**WORK REQUIRED**
Your job is to restate each entry word for word.

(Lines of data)
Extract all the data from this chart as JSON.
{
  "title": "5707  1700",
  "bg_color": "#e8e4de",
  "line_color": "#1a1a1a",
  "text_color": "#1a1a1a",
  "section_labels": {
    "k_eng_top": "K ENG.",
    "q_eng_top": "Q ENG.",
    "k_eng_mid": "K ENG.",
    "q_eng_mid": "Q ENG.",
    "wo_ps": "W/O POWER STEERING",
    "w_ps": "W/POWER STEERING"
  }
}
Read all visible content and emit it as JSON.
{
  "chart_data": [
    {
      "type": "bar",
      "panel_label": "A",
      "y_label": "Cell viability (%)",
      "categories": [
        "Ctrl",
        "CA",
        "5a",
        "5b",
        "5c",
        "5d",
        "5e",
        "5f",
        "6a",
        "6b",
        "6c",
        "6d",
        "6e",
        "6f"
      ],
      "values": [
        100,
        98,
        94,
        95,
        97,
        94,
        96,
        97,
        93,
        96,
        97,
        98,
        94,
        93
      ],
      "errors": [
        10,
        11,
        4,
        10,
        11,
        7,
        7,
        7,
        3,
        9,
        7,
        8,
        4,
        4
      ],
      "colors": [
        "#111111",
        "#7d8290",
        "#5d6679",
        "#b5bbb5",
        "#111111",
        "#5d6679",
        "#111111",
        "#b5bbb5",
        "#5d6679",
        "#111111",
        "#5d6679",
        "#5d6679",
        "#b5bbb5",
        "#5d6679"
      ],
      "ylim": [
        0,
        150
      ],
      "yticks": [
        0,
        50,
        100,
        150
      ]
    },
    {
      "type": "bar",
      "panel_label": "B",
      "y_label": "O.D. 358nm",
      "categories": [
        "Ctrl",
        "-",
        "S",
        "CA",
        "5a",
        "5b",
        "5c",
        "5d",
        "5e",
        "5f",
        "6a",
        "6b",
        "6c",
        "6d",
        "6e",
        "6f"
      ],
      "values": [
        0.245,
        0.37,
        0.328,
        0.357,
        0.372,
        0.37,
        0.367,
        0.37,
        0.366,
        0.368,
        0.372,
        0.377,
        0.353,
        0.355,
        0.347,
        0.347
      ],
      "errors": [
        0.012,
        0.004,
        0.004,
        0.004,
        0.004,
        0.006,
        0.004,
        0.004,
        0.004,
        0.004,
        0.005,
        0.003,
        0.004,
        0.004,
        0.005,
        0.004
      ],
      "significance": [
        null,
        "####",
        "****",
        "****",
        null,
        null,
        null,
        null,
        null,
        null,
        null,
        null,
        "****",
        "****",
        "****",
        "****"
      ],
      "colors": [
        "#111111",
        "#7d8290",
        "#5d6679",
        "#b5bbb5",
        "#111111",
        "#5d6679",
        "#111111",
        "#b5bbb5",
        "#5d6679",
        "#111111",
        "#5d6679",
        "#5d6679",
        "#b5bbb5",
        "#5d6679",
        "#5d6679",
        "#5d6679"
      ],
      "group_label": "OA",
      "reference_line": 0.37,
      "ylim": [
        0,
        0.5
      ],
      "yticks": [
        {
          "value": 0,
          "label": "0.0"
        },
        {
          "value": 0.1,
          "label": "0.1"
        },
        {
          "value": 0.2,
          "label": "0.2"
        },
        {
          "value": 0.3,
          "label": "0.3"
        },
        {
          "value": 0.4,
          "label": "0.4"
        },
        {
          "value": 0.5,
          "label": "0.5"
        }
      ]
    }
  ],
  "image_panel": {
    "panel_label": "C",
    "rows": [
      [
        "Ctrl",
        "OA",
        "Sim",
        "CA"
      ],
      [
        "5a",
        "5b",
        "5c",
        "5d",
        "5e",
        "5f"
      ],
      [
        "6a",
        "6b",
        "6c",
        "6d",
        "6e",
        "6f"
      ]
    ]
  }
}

**RESULT OF THE TASK**
Extract all the data from this chart as JSON.
{
  "title": "5707  1700",
  "bg_color": "#e8e4de",
  "line_color": "#1a1a1a",
  "text_color": "#1a1a1a",
  "section_labels": {
    "k_eng_top": "K ENG.",
    "q_eng_top": "Q ENG.",
    "k_eng_mid": "K ENG.",
    "q_eng_mid": "Q ENG.",
    "wo_ps": "W/O POWER STEERING",
    "w_ps": "W/POWER STEERING"
  }
}
Read all visible content and emit it as JSON.
{
  "chart_data": [
    {
      "type": "bar",
      "panel_label": "A",
      "y_label": "Cell viability (%)",
      "categories": [
        "Ctrl",
        "CA",
        "5a",
        "5b",
        "5c",
        "5d",
        "5e",
        "5f",
        "6a",
        "6b",
        "6c",
        "6d",
        "6e",
        "6f"
      ],
      "values": [
        100,
        98,
        94,
        95,
        97,
        94,
        96,
        97,
        93,
        96,
        97,
        98,
        94,
        93
      ],
      "errors": [
        10,
        11,
        4,
        10,
        11,
        7,
        7,
        7,
        3,
        9,
        7,
        8,
        4,
        4
      ],
      "colors": [
        "#111111",
        "#7d8290",
        "#5d6679",
        "#b5bbb5",
        "#111111",
        "#5d6679",
        "#111111",
        "#b5bbb5",
        "#5d6679",
        "#111111",
        "#5d6679",
        "#5d6679",
        "#b5bbb5",
        "#5d6679"
      ],
      "ylim": [
        0,
        150
      ],
      "yticks": [
        0,
        50,
        100,
        150
      ]
    },
    {
      "type": "bar",
      "panel_label": "B",
      "y_label": "O.D. 358nm",
      "categories": [
        "Ctrl",
        "-",
        "S",
        "CA",
        "5a",
        "5b",
        "5c",
        "5d",
        "5e",
        "5f",
        "6a",
        "6b",
        "6c",
        "6d",
        "6e",
        "6f"
      ],
      "values": [
        0.245,
        0.37,
        0.328,
        0.357,
        0.372,
        0.37,
        0.367,
        0.37,
        0.366,
        0.368,
        0.372,
        0.377,
        0.353,
        0.355,
        0.347,
        0.347
      ],
      "errors": [
        0.012,
        0.004,
        0.004,
        0.004,
        0.004,
        0.006,
        0.004,
        0.004,
        0.004,
        0.004,
        0.005,
        0.003,
        0.004,
        0.004,
        0.005,
        0.004
      ],
      "significance": [
        null,
        "####",
        "****",
        "****",
        null,
        null,
        null,
        null,
        null,
        null,
        null,
        null,
        "****",
        "****",
        "****",
        "****"
      ],
      "colors": [
        "#111111",
        "#7d8290",
        "#5d6679",
        "#b5bbb5",
        "#111111",
        "#5d6679",
        "#111111",
        "#b5bbb5",
        "#5d6679",
        "#111111",
        "#5d6679",
        "#5d6679",
        "#b5bbb5",
        "#5d6679",
        "#5d6679",
        "#5d6679"
      ],
      "group_label": "OA",
      "reference_line": 0.37,
      "ylim": [
        0,
        0.5
      ],
      "yticks": [
        {
          "value": 0,
          "label": "0.0"
        },
        {
          "value": 0.1,
          "label": "0.1"
        },
        {
          "value": 0.2,
          "label": "0.2"
        },
        {
          "value": 0.3,
          "label": "0.3"
        },
        {
          "value": 0.4,
          "label": "0.4"
        },
        {
          "value": 0.5,
          "label": "0.5"
        }
      ]
    }
  ],
  "image_panel": {
    "panel_label": "C",
    "rows": [
      [
        "Ctrl",
        "OA",
        "Sim",
        "CA"
      ],
      [
        "5a",
        "5b",
        "5c",
        "5d",
        "5e",
        "5f"
      ],
      [
        "6a",
        "6b",
        "6c",
        "6d",
        "6e",
        "6f"
      ]
    ]
  }
}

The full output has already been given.